(Figure dataset records)
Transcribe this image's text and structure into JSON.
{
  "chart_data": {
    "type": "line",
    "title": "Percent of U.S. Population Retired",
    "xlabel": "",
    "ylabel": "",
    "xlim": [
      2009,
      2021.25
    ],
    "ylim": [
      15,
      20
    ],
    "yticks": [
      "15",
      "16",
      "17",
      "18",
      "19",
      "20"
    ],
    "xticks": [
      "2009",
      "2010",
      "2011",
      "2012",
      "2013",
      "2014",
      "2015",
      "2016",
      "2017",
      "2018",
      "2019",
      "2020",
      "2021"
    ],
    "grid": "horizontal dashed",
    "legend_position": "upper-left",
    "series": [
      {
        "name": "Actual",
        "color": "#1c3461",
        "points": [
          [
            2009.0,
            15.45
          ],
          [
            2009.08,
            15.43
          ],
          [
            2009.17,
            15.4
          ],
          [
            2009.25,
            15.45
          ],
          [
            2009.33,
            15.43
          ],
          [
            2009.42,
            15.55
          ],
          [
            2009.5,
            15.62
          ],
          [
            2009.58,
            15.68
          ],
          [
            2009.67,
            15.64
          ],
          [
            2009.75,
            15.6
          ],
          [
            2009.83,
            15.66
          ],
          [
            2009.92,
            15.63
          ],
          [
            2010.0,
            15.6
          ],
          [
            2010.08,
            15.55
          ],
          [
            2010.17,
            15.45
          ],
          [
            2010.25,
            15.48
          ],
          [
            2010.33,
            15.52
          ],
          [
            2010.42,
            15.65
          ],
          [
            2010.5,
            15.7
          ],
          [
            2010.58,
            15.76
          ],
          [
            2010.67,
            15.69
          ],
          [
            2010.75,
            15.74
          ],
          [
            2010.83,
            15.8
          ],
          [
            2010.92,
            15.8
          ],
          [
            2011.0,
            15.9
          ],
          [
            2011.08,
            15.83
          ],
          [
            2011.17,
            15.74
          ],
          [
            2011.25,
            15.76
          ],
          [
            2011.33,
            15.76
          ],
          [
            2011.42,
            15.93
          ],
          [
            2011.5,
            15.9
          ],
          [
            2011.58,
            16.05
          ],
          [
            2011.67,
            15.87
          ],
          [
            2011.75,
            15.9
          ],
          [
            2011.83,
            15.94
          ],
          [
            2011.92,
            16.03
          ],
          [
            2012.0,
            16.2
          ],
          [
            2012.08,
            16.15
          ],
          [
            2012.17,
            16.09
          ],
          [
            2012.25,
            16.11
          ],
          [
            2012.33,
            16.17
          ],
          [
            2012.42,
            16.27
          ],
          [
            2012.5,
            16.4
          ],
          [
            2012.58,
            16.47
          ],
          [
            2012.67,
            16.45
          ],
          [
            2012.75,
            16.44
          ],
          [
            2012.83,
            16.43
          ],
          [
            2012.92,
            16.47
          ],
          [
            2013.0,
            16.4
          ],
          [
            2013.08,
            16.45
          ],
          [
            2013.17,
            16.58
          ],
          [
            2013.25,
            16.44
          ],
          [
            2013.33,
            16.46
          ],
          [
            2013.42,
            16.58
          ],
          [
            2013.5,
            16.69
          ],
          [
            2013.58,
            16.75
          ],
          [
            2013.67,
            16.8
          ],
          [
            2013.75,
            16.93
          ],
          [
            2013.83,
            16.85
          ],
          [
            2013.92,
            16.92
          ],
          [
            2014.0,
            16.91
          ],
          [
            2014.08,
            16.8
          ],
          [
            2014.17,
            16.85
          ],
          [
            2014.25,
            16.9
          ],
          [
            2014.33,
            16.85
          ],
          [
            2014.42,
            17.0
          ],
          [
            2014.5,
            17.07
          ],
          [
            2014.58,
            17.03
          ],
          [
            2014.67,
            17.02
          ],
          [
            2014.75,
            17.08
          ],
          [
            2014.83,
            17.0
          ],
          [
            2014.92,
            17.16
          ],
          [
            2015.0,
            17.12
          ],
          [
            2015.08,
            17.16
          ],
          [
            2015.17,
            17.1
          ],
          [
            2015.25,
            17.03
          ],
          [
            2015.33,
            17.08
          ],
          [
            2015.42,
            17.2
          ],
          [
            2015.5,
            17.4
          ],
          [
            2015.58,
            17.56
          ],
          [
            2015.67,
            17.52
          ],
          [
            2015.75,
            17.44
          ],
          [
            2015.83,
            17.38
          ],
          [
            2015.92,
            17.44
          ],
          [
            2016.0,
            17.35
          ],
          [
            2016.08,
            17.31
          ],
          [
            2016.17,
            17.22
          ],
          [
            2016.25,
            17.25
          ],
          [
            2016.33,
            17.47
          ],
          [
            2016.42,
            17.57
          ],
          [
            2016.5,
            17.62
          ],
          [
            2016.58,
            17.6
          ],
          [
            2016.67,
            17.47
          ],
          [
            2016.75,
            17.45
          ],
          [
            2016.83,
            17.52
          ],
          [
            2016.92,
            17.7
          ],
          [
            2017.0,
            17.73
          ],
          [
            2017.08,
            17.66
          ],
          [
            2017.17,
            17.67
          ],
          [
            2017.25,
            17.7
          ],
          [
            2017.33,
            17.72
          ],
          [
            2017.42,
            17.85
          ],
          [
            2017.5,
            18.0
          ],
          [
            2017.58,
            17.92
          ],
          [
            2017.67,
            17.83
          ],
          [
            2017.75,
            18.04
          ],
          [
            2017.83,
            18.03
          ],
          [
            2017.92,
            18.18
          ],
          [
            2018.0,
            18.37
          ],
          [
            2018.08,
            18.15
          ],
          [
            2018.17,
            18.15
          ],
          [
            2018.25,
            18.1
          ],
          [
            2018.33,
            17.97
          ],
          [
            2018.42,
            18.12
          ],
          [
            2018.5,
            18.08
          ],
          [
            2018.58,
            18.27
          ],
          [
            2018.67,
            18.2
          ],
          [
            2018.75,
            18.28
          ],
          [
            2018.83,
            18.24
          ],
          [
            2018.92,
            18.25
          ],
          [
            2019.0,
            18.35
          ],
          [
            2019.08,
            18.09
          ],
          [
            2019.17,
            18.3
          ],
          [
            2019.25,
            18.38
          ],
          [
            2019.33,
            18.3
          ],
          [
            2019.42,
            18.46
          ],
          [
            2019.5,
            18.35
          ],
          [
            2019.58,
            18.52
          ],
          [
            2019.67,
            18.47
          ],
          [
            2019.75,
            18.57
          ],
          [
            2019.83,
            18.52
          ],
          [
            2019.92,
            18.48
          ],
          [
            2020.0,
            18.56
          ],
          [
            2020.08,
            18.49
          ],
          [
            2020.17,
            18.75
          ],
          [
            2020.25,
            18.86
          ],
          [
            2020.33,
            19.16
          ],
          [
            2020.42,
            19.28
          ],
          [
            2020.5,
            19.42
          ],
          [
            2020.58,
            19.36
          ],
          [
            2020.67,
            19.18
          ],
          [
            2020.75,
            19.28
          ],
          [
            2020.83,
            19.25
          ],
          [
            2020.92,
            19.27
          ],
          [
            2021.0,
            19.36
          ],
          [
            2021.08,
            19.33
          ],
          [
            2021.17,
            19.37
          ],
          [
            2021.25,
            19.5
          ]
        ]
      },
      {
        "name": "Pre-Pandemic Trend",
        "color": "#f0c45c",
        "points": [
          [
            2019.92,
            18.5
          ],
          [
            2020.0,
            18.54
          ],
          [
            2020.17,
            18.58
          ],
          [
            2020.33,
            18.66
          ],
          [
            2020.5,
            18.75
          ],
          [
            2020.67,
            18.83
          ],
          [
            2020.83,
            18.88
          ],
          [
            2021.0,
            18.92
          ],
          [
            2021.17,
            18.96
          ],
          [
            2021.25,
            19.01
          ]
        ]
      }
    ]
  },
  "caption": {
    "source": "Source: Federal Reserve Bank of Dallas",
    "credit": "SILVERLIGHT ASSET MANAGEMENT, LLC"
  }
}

...

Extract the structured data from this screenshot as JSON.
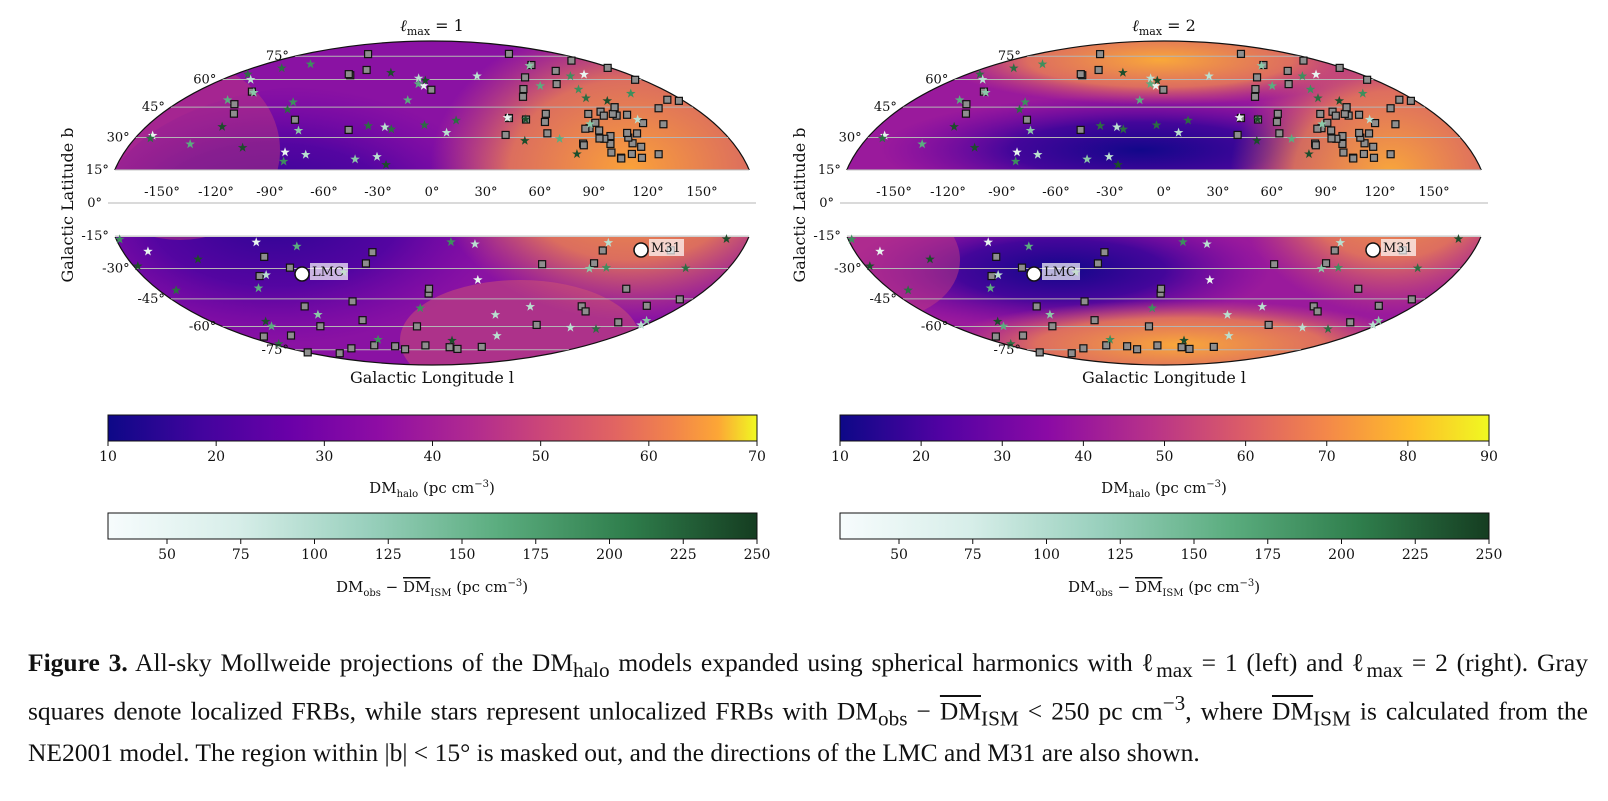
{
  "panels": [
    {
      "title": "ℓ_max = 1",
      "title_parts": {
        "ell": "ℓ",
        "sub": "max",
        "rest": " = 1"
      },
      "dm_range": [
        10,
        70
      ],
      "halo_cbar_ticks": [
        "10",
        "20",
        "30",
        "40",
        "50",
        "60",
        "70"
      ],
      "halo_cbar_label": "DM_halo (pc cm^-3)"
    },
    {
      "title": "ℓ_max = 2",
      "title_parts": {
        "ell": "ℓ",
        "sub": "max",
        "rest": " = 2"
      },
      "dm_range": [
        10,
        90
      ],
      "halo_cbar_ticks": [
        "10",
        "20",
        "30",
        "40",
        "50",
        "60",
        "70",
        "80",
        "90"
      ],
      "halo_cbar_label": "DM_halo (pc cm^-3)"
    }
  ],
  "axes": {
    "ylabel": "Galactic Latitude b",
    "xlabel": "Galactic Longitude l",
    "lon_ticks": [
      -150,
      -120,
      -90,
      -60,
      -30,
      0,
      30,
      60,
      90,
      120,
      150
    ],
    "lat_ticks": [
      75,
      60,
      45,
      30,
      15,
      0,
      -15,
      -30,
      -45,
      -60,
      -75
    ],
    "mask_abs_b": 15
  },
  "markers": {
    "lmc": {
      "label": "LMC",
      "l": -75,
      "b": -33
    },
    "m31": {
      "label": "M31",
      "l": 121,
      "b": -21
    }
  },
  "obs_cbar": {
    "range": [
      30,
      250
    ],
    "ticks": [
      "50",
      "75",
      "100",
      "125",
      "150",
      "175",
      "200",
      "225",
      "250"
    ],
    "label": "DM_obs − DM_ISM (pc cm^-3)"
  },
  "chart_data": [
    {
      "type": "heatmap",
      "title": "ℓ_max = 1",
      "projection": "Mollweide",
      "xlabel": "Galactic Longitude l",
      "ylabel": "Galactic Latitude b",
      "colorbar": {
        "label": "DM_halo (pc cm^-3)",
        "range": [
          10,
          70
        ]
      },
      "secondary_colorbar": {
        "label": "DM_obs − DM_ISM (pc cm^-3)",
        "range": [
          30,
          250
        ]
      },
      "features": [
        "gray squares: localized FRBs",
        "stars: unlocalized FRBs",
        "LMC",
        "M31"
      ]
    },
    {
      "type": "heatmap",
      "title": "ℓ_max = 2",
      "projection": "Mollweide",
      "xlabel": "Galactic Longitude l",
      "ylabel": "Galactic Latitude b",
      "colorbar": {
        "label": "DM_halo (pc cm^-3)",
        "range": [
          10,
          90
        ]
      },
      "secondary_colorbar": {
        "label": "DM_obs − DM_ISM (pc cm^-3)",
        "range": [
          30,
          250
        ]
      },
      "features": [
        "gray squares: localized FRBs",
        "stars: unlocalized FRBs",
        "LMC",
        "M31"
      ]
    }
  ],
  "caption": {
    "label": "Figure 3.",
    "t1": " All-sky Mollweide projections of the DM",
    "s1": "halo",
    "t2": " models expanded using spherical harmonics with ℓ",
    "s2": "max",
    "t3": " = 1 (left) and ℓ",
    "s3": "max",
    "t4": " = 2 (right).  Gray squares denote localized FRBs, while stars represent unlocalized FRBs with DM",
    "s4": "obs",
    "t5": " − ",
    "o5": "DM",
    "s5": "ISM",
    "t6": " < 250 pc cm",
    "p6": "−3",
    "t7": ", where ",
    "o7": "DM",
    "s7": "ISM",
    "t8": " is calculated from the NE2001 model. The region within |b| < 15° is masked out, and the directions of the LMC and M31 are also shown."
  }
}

▶ _GIVEN PROBLEM_:
Lines containing the word "xlabel" must all be returned from the material above.

▶ _TASK OUTPUT_:
    "xlabel": "",
    "xlabel": "Galactic Longitude l",
      "xlabel": "Galactic Longitude l",
      "xlabel": "Galactic Longitude l",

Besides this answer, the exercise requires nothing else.